*WHAT YOU NEED TO DO*
Count the lines containing "page". Give the number alone.

*RECORDS PROVIDED*
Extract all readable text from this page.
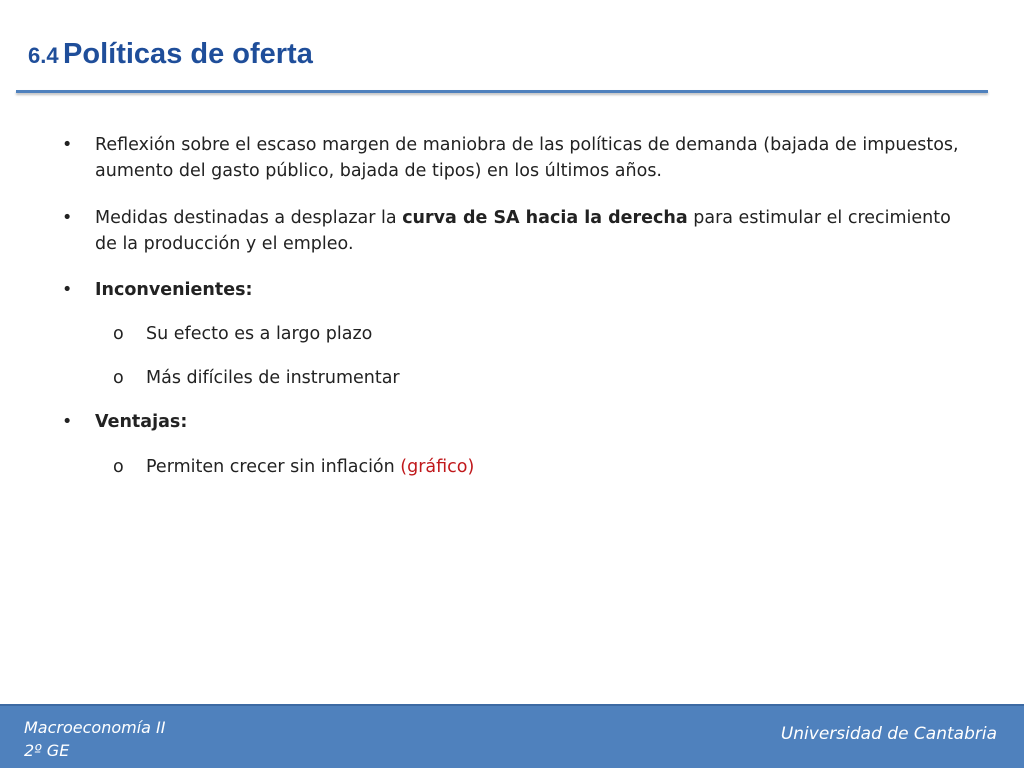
6.4 Políticas de oferta
•	Reflexión sobre el escaso margen de maniobra de las políticas de demanda (bajada de impuestos, aumento del gasto público, bajada de tipos) en los últimos años.
•	Medidas destinadas a desplazar la curva de SA hacia la derecha para estimular el crecimiento de la producción y el empleo.
•	Inconvenientes:
o	Su efecto es a largo plazo
o	Más difíciles de instrumentar
•	Ventajas:
o	Permiten crecer sin inflación (gráfico)
Macroeconomía II
2º GE
Universidad de Cantabria
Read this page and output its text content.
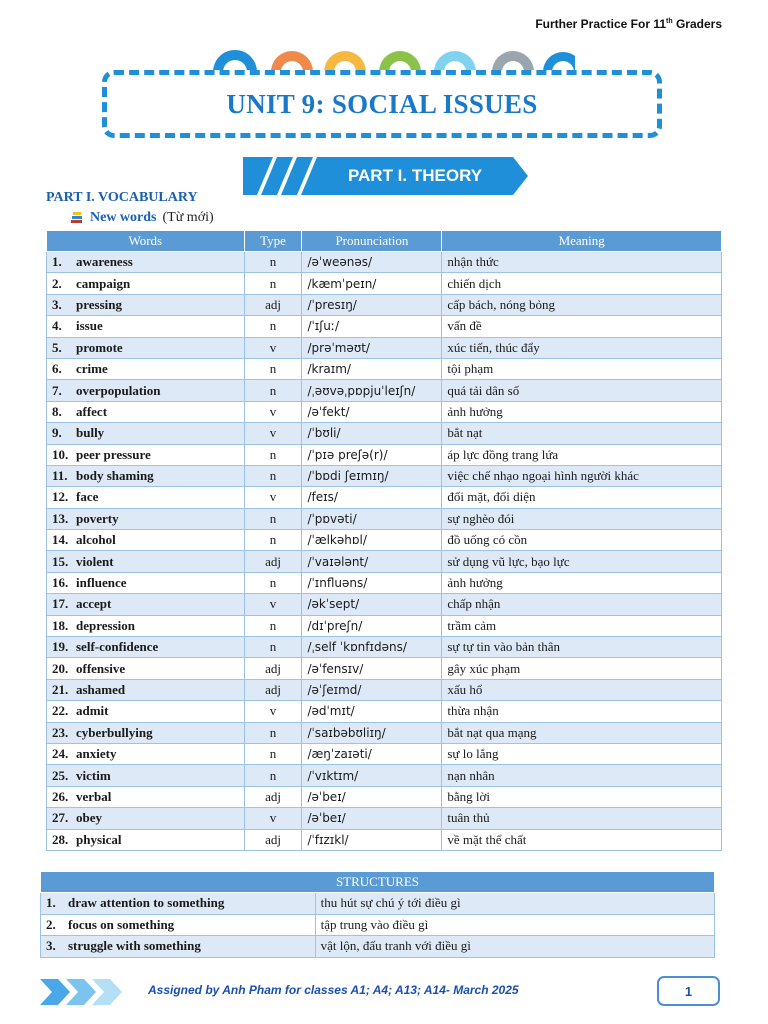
Further Practice For 11th Graders
UNIT 9: SOCIAL ISSUES
PART I. THEORY
PART I. VOCABULARY
New words (Từ mới)
Words	Type	Pronunciation	Meaning
1. awareness	n	/əˈweənəs/	nhận thức
2. campaign	n	/kæmˈpeɪn/	chiến dịch
3. pressing	adj	/ˈpresɪŋ/	cấp bách, nóng bỏng
4. issue	n	/ˈɪʃuː/	vấn đề
5. promote	v	/prəˈməʊt/	xúc tiến, thúc đẩy
6. crime	n	/kraɪm/	tội phạm
7. overpopulation	n	/ˌəʊvəˌpɒpjuˈleɪʃn/	quá tải dân số
8. affect	v	/əˈfekt/	ảnh hưởng
9. bully	v	/ˈbʊli/	bắt nạt
10. peer pressure	n	/ˈpɪə preʃə(r)/	áp lực đồng trang lứa
11. body shaming	n	/ˈbɒdi ʃeɪmɪŋ/	việc chế nhạo ngoại hình người khác
12. face	v	/feɪs/	đối mặt, đối diện
13. poverty	n	/ˈpɒvəti/	sự nghèo đói
14. alcohol	n	/ˈælkəhɒl/	đồ uống có cồn
15. violent	adj	/ˈvaɪələnt/	sử dụng vũ lực, bạo lực
16. influence	n	/ˈɪnfluəns/	ảnh hưởng
17. accept	v	/əkˈsept/	chấp nhận
18. depression	n	/dɪˈpreʃn/	trầm cảm
19. self-confidence	n	/ˌself ˈkɒnfɪdəns/	sự tự tin vào bản thân
20. offensive	adj	/əˈfensɪv/	gây xúc phạm
21. ashamed	adj	/əˈʃeɪmd/	xấu hổ
22. admit	v	/ədˈmɪt/	thừa nhận
23. cyberbullying	n	/ˈsaɪbəbʊliɪŋ/	bắt nạt qua mạng
24. anxiety	n	/æŋˈzaɪəti/	sự lo lắng
25. victim	n	/ˈvɪktɪm/	nạn nhân
26. verbal	adj	/əˈbeɪ/	bằng lời
27. obey	v	/əˈbeɪ/	tuân thủ
28. physical	adj	/ˈfɪzɪkl/	về mặt thể chất
STRUCTURES	
1. draw attention to something	thu hút sự chú ý tới điều gì
2. focus on something	tập trung vào điều gì
3. struggle with something	vật lộn, đấu tranh với điều gì
Assigned by Anh Pham for classes A1; A4; A13; A14- March 2025	1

*RESULT BELOW*
2